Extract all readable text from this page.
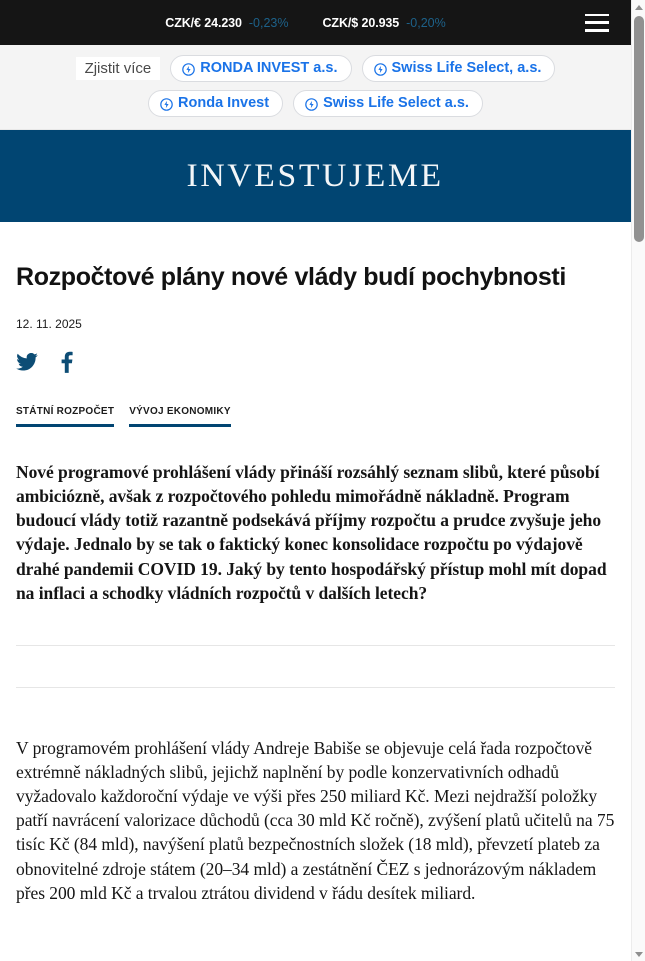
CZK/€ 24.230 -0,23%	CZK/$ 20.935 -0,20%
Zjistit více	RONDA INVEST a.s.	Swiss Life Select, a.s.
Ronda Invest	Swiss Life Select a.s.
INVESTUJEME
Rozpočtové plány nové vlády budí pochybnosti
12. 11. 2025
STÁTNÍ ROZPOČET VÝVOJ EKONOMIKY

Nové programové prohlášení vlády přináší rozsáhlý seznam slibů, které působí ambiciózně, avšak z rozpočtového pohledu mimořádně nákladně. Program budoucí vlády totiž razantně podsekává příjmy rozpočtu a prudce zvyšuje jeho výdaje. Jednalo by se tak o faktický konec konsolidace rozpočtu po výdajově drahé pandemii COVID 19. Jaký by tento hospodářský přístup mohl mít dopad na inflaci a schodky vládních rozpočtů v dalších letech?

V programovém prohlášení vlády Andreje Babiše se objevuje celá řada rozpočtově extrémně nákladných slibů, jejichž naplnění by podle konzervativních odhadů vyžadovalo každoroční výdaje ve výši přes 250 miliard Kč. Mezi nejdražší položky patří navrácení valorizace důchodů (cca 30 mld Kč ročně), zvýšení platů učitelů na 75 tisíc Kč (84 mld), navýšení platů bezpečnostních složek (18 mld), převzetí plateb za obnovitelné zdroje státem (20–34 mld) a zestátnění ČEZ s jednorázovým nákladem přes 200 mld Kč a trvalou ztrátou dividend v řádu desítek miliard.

○ ○ ○ ○ ○

* _THE EXERCISE_: Quote every line word for word and keep the images out of the copy.

* _RESULT OF THE TASK_:
Extract all readable text from this page.
CZK/€ 24.230 -0,23%	CZK/$ 20.935 -0,20%
Zjistit více	RONDA INVEST a.s.	Swiss Life Select, a.s.
Ronda Invest	Swiss Life Select a.s.
INVESTUJEME
Rozpočtové plány nové vlády budí pochybnosti
12. 11. 2025
STÁTNÍ ROZPOČET VÝVOJ EKONOMIKY

Nové programové prohlášení vlády přináší rozsáhlý seznam slibů, které působí ambiciózně, avšak z rozpočtového pohledu mimořádně nákladně. Program budoucí vlády totiž razantně podsekává příjmy rozpočtu a prudce zvyšuje jeho výdaje. Jednalo by se tak o faktický konec konsolidace rozpočtu po výdajově drahé pandemii COVID 19. Jaký by tento hospodářský přístup mohl mít dopad na inflaci a schodky vládních rozpočtů v dalších letech?

V programovém prohlášení vlády Andreje Babiše se objevuje celá řada rozpočtově extrémně nákladných slibů, jejichž naplnění by podle konzervativních odhadů vyžadovalo každoroční výdaje ve výši přes 250 miliard Kč. Mezi nejdražší položky patří navrácení valorizace důchodů (cca 30 mld Kč ročně), zvýšení platů učitelů na 75 tisíc Kč (84 mld), navýšení platů bezpečnostních složek (18 mld), převzetí plateb za obnovitelné zdroje státem (20–34 mld) a zestátnění ČEZ s jednorázovým nákladem přes 200 mld Kč a trvalou ztrátou dividend v řádu desítek miliard.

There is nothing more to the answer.